**Records provided:**
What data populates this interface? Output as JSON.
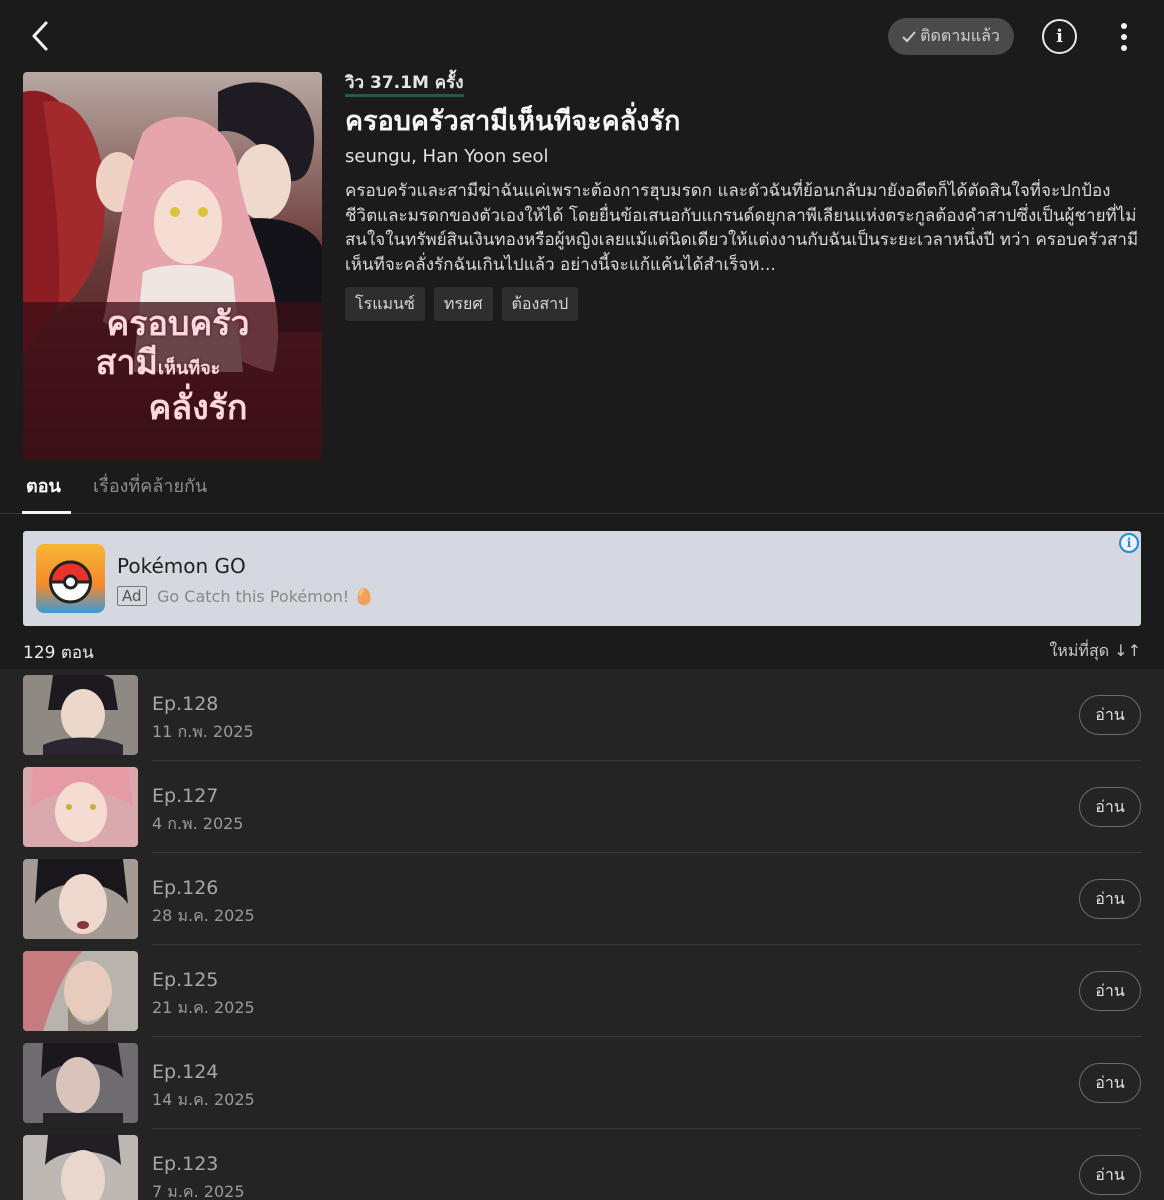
{
  "header": {
    "follow_label": "ติดตามแล้ว",
    "info_label": "i"
  },
  "series": {
    "views": "วิว 37.1M ครั้ง",
    "title": "ครอบครัวสามีเห็นทีจะคลั่งรัก",
    "authors": "seungu, Han Yoon seol",
    "synopsis": "ครอบครัวและสามีฆ่าฉันแค่เพราะต้องการฮุบมรดก และตัวฉันที่ย้อนกลับมายังอดีตก็ได้ตัดสินใจที่จะปกป้องชีวิตและมรดกของตัวเองให้ได้ โดยยื่นข้อเสนอกับแกรนด์ดยุกลาพีเลียนแห่งตระกูลต้องคำสาปซึ่งเป็นผู้ชายที่ไม่สนใจในทรัพย์สินเงินทองหรือผู้หญิงเลยแม้แต่นิดเดียวให้แต่งงานกับฉันเป็นระยะเวลาหนึ่งปี ทว่า ครอบครัวสามีเห็นทีจะคลั่งรักฉันเกินไปแล้ว อย่างนี้จะแก้แค้นได้สำเร็จห...",
    "genres": [
      "โรแมนซ์",
      "ทรยศ",
      "ต้องสาป"
    ],
    "cover_text": [
      "ครอบครัว",
      "สามี",
      "เห็นทีจะ",
      "คลั่งรัก"
    ]
  },
  "tabs": {
    "episodes": "ตอน",
    "similar": "เรื่องที่คล้ายกัน"
  },
  "ad": {
    "title": "Pokémon GO",
    "badge": "Ad",
    "tagline": "Go Catch this Pokémon! 🥚",
    "info_label": "i"
  },
  "list": {
    "count": "129 ตอน",
    "sort": "ใหม่ที่สุด ↓↑"
  },
  "episodes": [
    {
      "title": "Ep.128",
      "date": "11 ก.พ. 2025",
      "read": "อ่าน"
    },
    {
      "title": "Ep.127",
      "date": "4 ก.พ. 2025",
      "read": "อ่าน"
    },
    {
      "title": "Ep.126",
      "date": "28 ม.ค. 2025",
      "read": "อ่าน"
    },
    {
      "title": "Ep.125",
      "date": "21 ม.ค. 2025",
      "read": "อ่าน"
    },
    {
      "title": "Ep.124",
      "date": "14 ม.ค. 2025",
      "read": "อ่าน"
    },
    {
      "title": "Ep.123",
      "date": "7 ม.ค. 2025",
      "read": "อ่าน"
    }
  ],
  "colors": {
    "background": "#1b1b1b",
    "list_background": "#242424",
    "ad_background": "#d6d8df",
    "accent_underline": "#1f5e3f"
  }
}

**Objective:**
Write the records above out again exactly, with no pictures in your copy.

**Written solution:**
What data populates this interface? Output as JSON.
{
  "header": {
    "follow_label": "ติดตามแล้ว",
    "info_label": "i"
  },
  "series": {
    "views": "วิว 37.1M ครั้ง",
    "title": "ครอบครัวสามีเห็นทีจะคลั่งรัก",
    "authors": "seungu, Han Yoon seol",
    "synopsis": "ครอบครัวและสามีฆ่าฉันแค่เพราะต้องการฮุบมรดก และตัวฉันที่ย้อนกลับมายังอดีตก็ได้ตัดสินใจที่จะปกป้องชีวิตและมรดกของตัวเองให้ได้ โดยยื่นข้อเสนอกับแกรนด์ดยุกลาพีเลียนแห่งตระกูลต้องคำสาปซึ่งเป็นผู้ชายที่ไม่สนใจในทรัพย์สินเงินทองหรือผู้หญิงเลยแม้แต่นิดเดียวให้แต่งงานกับฉันเป็นระยะเวลาหนึ่งปี ทว่า ครอบครัวสามีเห็นทีจะคลั่งรักฉันเกินไปแล้ว อย่างนี้จะแก้แค้นได้สำเร็จห...",
    "genres": [
      "โรแมนซ์",
      "ทรยศ",
      "ต้องสาป"
    ],
    "cover_text": [
      "ครอบครัว",
      "สามี",
      "เห็นทีจะ",
      "คลั่งรัก"
    ]
  },
  "tabs": {
    "episodes": "ตอน",
    "similar": "เรื่องที่คล้ายกัน"
  },
  "ad": {
    "title": "Pokémon GO",
    "badge": "Ad",
    "tagline": "Go Catch this Pokémon! 🥚",
    "info_label": "i"
  },
  "list": {
    "count": "129 ตอน",
    "sort": "ใหม่ที่สุด ↓↑"
  },
  "episodes": [
    {
      "title": "Ep.128",
      "date": "11 ก.พ. 2025",
      "read": "อ่าน"
    },
    {
      "title": "Ep.127",
      "date": "4 ก.พ. 2025",
      "read": "อ่าน"
    },
    {
      "title": "Ep.126",
      "date": "28 ม.ค. 2025",
      "read": "อ่าน"
    },
    {
      "title": "Ep.125",
      "date": "21 ม.ค. 2025",
      "read": "อ่าน"
    },
    {
      "title": "Ep.124",
      "date": "14 ม.ค. 2025",
      "read": "อ่าน"
    },
    {
      "title": "Ep.123",
      "date": "7 ม.ค. 2025",
      "read": "อ่าน"
    }
  ],
  "colors": {
    "background": "#1b1b1b",
    "list_background": "#242424",
    "ad_background": "#d6d8df",
    "accent_underline": "#1f5e3f"
  }
}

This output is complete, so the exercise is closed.